*TASK GOAL*
Copy each line below in which the string "higher" occurs.

........

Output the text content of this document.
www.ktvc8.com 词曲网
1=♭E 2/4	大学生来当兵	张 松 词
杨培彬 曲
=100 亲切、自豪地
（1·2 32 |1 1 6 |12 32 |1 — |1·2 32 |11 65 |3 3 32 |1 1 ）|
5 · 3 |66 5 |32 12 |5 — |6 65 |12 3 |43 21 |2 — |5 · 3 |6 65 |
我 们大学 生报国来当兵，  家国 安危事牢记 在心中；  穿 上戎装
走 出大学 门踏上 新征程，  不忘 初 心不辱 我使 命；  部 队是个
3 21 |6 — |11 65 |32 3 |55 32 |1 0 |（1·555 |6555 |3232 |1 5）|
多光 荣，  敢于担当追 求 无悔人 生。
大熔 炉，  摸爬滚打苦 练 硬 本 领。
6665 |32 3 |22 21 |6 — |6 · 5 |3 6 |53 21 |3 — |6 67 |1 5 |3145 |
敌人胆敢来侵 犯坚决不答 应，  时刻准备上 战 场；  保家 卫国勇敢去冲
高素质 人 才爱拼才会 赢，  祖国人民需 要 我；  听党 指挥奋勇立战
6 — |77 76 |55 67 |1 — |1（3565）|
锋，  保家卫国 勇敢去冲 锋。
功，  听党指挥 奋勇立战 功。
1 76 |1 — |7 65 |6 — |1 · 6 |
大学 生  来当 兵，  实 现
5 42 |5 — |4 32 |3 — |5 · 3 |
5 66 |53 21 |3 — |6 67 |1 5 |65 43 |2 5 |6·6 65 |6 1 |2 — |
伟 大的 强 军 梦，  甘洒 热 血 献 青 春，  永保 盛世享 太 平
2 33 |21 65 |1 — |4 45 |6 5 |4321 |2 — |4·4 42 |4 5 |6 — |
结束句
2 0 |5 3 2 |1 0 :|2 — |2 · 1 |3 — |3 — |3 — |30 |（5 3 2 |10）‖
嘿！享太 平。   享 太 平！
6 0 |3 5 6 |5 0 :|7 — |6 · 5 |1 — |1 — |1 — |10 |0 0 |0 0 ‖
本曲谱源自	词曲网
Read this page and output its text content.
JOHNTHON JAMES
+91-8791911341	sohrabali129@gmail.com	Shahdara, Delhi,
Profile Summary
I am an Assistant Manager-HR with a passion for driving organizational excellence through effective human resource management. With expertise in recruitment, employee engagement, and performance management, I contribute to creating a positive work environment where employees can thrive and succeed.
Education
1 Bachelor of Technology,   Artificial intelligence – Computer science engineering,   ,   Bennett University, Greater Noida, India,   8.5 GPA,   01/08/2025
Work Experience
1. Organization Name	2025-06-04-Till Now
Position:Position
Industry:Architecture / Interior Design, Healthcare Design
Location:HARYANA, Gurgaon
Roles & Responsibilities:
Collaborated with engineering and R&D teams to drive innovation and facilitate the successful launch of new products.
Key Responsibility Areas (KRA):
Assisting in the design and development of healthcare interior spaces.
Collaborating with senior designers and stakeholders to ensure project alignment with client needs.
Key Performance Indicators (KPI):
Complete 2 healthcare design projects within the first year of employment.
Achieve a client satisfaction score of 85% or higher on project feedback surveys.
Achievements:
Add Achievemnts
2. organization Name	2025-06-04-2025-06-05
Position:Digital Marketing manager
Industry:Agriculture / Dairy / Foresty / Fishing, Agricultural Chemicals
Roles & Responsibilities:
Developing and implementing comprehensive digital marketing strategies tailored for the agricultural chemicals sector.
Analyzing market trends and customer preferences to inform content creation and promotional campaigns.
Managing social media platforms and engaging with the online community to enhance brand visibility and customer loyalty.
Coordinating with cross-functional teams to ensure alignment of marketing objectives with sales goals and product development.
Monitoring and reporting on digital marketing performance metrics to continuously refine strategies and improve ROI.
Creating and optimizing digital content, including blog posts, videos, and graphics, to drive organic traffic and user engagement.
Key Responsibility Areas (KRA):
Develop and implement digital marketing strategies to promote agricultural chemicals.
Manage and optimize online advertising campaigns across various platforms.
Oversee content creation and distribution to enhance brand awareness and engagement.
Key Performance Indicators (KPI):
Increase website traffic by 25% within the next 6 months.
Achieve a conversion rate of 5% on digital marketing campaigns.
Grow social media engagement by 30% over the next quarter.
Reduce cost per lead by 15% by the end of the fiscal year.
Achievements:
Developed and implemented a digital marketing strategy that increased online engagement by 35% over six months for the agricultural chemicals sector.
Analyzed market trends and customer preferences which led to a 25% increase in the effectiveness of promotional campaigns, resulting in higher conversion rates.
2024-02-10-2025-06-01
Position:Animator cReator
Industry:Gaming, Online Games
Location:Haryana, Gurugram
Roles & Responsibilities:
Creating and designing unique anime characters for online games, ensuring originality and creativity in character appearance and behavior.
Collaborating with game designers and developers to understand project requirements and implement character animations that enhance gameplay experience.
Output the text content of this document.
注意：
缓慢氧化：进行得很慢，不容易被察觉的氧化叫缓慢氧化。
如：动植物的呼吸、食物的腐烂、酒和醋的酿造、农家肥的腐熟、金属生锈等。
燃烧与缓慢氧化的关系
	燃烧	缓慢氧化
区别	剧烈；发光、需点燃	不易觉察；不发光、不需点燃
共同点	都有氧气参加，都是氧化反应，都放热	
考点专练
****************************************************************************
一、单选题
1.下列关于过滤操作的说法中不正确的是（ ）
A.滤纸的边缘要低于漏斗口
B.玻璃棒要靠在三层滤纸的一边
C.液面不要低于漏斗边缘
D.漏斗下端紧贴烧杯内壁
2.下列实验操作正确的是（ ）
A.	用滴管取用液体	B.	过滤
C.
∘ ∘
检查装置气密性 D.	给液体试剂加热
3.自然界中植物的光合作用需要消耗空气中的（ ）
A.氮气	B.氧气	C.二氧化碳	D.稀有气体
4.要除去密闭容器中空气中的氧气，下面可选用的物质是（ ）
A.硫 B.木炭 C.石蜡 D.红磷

........

*SOLUTION TO THE EXERCISE*
Achieve a client satisfaction score of 85% or higher on project feedback surveys.
Analyzed market trends and customer preferences which led to a 25% increase in the effectiveness of promotional campaigns, resulting in higher conversion rates.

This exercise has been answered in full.